Source records:
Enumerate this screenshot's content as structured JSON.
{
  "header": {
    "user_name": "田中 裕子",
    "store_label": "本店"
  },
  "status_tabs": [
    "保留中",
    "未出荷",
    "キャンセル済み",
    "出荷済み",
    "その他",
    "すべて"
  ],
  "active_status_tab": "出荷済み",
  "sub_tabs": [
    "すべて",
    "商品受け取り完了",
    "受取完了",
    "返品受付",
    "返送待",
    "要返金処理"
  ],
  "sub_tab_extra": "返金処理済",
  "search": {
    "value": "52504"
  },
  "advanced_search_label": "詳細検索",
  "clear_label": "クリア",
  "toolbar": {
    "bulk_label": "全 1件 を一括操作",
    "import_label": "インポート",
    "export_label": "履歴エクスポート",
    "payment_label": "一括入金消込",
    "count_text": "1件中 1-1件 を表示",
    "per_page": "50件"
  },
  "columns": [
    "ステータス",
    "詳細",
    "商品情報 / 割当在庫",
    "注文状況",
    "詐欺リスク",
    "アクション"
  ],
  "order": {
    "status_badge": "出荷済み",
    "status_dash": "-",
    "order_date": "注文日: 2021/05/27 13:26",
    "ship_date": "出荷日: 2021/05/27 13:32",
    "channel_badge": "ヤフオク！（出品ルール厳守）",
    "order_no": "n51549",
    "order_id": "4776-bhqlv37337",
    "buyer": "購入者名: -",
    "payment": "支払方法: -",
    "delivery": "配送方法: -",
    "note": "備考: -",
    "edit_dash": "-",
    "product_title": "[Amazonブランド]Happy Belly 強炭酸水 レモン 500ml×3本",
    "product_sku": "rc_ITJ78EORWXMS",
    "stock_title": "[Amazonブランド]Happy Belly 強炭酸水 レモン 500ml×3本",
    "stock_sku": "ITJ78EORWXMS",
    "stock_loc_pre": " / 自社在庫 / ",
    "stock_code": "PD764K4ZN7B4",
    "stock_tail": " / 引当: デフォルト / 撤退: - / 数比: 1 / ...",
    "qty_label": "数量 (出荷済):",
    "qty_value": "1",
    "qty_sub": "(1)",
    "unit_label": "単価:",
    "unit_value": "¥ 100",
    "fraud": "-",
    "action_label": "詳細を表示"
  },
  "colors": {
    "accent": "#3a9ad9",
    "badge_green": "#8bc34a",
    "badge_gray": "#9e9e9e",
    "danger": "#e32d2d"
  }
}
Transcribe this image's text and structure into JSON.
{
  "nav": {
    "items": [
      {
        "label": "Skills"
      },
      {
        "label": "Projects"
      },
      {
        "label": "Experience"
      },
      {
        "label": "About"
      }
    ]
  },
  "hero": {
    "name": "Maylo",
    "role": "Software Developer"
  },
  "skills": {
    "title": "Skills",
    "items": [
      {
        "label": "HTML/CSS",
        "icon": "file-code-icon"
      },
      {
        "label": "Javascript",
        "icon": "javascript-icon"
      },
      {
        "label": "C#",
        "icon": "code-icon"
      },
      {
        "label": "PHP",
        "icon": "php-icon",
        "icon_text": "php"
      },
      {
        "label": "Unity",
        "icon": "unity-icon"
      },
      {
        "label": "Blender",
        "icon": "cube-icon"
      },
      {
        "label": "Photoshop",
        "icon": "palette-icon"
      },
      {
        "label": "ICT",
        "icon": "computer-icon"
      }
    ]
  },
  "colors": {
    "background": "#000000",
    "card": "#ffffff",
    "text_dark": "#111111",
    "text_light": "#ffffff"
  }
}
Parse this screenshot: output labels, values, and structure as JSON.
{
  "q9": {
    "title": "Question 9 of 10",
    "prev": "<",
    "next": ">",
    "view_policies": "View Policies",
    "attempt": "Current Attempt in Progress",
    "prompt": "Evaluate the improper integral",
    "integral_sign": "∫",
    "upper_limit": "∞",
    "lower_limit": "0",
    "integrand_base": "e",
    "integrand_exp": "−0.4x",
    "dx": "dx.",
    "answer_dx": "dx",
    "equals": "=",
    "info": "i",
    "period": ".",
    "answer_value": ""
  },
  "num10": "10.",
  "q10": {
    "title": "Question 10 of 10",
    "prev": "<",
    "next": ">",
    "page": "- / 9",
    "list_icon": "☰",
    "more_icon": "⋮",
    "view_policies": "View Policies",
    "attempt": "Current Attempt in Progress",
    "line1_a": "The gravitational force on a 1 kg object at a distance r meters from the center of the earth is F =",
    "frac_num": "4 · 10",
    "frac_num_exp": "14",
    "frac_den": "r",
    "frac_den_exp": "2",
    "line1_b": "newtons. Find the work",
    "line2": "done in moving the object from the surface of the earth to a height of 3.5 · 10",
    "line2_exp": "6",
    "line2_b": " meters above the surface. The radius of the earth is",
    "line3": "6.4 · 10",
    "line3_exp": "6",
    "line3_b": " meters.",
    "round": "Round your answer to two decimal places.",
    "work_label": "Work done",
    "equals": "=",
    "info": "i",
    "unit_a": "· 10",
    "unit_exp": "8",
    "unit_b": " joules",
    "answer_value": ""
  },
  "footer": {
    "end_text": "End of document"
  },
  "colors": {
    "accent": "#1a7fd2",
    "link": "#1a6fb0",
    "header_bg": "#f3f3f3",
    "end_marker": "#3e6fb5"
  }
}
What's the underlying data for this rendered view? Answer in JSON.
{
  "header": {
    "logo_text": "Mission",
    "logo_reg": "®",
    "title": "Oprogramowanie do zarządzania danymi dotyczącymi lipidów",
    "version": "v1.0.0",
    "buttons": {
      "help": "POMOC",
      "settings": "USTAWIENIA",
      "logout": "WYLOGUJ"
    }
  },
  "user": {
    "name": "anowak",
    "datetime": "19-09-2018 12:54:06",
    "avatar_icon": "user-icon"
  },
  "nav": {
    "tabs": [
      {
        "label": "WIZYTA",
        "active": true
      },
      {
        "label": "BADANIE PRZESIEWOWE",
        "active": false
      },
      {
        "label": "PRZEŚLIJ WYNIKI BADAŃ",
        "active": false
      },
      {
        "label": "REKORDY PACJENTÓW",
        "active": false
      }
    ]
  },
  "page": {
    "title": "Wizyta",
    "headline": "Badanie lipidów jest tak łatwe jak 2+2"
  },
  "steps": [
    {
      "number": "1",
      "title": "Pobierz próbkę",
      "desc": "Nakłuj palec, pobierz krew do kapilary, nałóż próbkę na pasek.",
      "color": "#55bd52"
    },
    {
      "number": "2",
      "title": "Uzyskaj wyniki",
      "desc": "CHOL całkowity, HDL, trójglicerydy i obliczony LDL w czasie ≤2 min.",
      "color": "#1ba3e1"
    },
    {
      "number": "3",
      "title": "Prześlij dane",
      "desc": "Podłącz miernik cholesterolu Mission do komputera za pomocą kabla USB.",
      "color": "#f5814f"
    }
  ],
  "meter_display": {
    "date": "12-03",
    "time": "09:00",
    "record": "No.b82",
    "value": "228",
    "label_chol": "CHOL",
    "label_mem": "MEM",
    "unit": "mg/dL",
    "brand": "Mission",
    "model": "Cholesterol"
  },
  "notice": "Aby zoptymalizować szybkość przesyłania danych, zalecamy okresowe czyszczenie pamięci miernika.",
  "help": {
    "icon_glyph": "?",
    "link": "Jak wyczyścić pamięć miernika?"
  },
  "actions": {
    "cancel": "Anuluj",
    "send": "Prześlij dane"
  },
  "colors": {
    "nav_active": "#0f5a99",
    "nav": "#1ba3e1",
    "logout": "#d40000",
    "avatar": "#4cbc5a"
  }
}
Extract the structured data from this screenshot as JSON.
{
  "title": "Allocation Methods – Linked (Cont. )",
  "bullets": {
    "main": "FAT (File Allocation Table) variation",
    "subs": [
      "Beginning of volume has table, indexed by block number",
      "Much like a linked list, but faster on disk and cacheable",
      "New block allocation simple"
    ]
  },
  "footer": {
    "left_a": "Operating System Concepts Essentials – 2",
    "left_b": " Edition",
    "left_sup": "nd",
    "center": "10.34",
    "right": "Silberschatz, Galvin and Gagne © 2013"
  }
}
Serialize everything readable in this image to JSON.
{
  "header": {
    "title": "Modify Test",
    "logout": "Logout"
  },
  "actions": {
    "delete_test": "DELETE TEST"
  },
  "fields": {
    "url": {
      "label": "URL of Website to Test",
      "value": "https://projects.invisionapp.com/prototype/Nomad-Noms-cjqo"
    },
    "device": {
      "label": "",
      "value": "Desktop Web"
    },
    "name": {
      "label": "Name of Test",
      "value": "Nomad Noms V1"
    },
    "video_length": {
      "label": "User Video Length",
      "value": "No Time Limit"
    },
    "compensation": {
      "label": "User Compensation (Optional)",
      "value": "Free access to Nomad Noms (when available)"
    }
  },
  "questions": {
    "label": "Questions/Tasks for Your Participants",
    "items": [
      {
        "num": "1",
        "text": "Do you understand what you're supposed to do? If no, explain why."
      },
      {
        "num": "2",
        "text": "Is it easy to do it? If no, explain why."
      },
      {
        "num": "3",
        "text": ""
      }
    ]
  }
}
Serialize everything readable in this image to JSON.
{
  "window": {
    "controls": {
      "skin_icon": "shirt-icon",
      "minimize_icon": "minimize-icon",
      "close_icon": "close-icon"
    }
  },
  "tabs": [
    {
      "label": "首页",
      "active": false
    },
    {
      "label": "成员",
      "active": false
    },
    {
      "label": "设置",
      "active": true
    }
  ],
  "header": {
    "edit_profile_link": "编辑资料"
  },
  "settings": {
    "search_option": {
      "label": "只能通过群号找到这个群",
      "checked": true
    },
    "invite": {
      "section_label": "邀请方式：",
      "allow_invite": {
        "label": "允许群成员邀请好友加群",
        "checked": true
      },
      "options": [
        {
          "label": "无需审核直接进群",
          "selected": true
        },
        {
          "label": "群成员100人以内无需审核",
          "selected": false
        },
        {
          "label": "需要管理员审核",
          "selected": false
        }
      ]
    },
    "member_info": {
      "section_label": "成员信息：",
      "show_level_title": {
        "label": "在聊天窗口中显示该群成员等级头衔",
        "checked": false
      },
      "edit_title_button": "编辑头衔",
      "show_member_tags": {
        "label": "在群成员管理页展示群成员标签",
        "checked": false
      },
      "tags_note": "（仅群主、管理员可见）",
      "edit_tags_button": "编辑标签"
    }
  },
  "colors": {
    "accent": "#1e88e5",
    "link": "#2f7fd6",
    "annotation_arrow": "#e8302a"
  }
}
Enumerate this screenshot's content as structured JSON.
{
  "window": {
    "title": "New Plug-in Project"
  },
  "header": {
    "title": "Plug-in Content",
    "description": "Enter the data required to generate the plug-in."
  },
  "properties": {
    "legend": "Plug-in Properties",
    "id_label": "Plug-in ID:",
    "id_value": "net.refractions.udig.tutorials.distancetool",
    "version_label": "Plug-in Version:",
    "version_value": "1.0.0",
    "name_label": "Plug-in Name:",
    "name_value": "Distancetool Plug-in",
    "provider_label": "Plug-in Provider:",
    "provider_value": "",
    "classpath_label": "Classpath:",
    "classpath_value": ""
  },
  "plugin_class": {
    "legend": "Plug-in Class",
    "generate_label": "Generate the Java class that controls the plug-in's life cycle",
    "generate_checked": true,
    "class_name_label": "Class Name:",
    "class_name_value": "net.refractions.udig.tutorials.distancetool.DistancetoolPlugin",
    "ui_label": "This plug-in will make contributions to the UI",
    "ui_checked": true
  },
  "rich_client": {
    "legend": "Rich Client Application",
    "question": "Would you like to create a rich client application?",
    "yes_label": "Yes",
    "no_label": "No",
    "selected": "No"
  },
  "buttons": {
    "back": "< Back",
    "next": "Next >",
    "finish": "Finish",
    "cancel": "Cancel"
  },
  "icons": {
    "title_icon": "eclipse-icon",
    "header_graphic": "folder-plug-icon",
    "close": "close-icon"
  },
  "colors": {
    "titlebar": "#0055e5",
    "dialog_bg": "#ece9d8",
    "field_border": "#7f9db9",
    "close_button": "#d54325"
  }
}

* [GIVEN TASK] Copy every line of the records above that contains "強炭酸水".

* [WRITTEN SOLUTION]
    "product_title": "[Amazonブランド]Happy Belly 強炭酸水 レモン 500ml×3本",
    "stock_title": "[Amazonブランド]Happy Belly 強炭酸水 レモン 500ml×3本",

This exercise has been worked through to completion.